**PROBLEM TO WORK ON:** Read the lines below. Copy out any that hold the string "JSON".

**SUPPLIED DATA:**

--- begin ---

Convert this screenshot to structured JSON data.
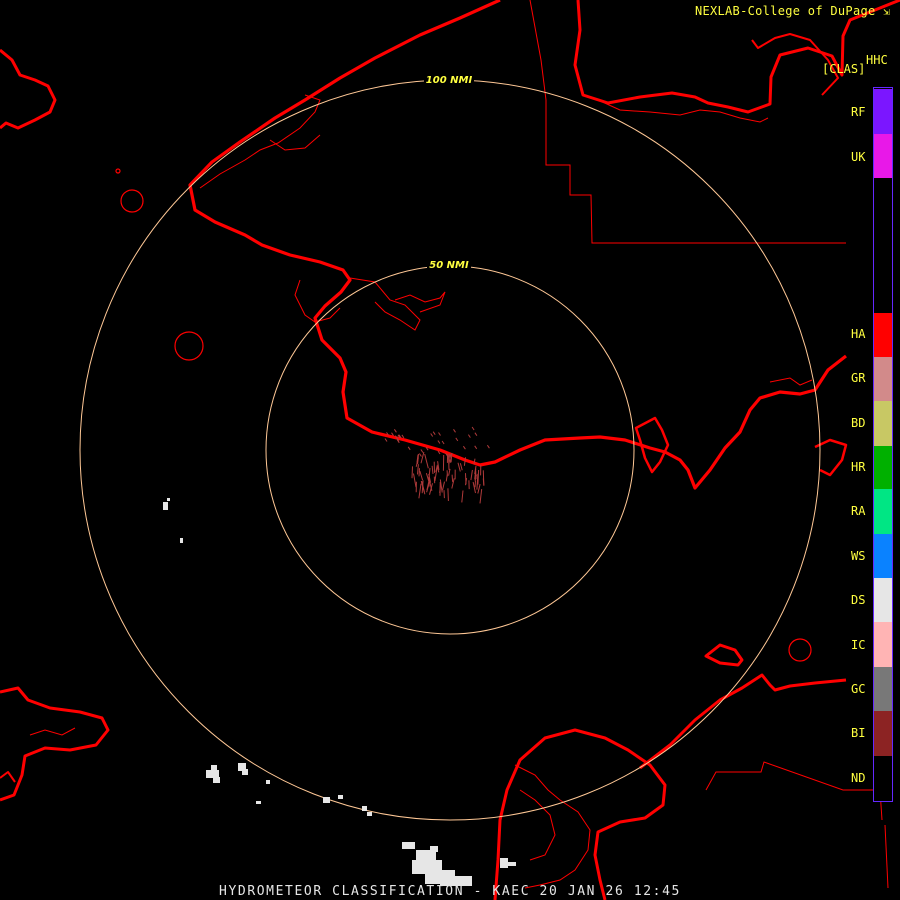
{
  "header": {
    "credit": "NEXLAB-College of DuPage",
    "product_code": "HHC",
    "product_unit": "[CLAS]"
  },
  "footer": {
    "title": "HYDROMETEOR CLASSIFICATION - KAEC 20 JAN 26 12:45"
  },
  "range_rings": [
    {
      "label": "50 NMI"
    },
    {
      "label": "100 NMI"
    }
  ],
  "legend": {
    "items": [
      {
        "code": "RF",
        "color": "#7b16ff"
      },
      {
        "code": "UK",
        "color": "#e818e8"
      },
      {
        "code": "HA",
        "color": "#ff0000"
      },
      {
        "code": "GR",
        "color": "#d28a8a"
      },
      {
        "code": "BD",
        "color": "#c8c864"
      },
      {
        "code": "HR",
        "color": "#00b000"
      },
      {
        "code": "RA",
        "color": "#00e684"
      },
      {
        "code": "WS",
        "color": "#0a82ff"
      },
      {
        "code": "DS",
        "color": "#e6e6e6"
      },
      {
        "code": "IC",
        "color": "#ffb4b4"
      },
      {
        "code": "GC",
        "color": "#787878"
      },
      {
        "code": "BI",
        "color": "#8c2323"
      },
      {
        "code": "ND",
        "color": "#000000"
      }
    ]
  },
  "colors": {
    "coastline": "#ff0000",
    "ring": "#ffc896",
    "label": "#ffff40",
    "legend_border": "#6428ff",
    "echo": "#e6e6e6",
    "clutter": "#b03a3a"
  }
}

--- end ---
--- begin ---

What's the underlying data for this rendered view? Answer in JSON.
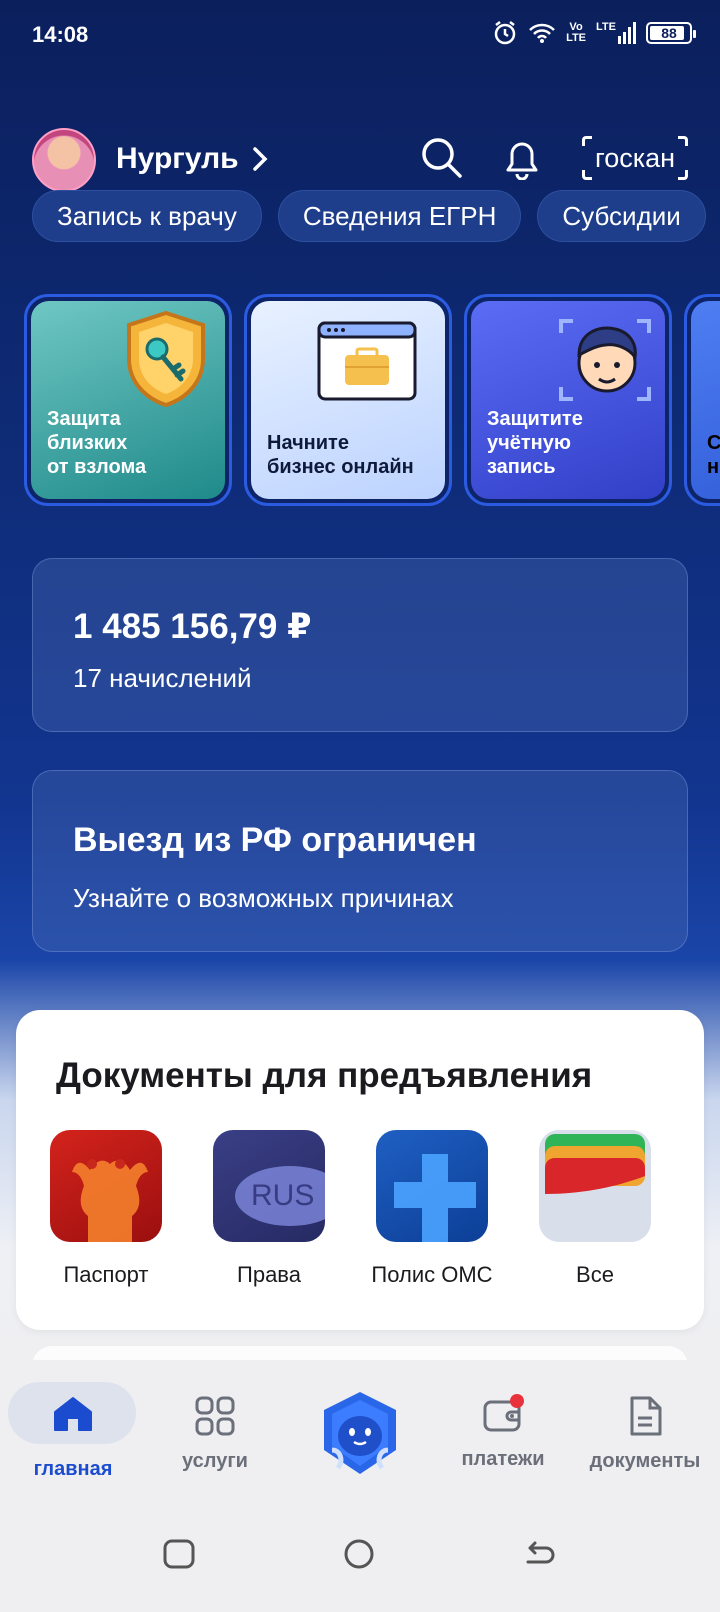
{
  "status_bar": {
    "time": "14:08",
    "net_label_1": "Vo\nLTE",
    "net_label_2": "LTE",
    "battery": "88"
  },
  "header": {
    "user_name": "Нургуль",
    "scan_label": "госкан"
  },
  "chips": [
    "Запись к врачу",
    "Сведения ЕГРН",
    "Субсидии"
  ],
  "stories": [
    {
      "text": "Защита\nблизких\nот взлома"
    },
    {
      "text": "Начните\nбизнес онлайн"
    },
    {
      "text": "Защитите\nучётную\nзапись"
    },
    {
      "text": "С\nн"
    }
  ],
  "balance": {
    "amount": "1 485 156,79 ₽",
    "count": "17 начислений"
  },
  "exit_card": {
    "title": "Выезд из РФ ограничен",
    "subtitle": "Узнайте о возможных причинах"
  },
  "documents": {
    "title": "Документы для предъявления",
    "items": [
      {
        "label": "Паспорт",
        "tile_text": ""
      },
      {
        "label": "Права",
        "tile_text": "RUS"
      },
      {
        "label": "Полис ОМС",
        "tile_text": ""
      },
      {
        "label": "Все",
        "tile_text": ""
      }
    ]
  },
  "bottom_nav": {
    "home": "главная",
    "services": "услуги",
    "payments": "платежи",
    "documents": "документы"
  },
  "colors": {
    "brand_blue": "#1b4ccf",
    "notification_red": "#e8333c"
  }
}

--- end ---

**EXERCISE ANSWER:**
Convert this screenshot to structured JSON data.
What's the underlying data for this rendered view? Answer in JSON.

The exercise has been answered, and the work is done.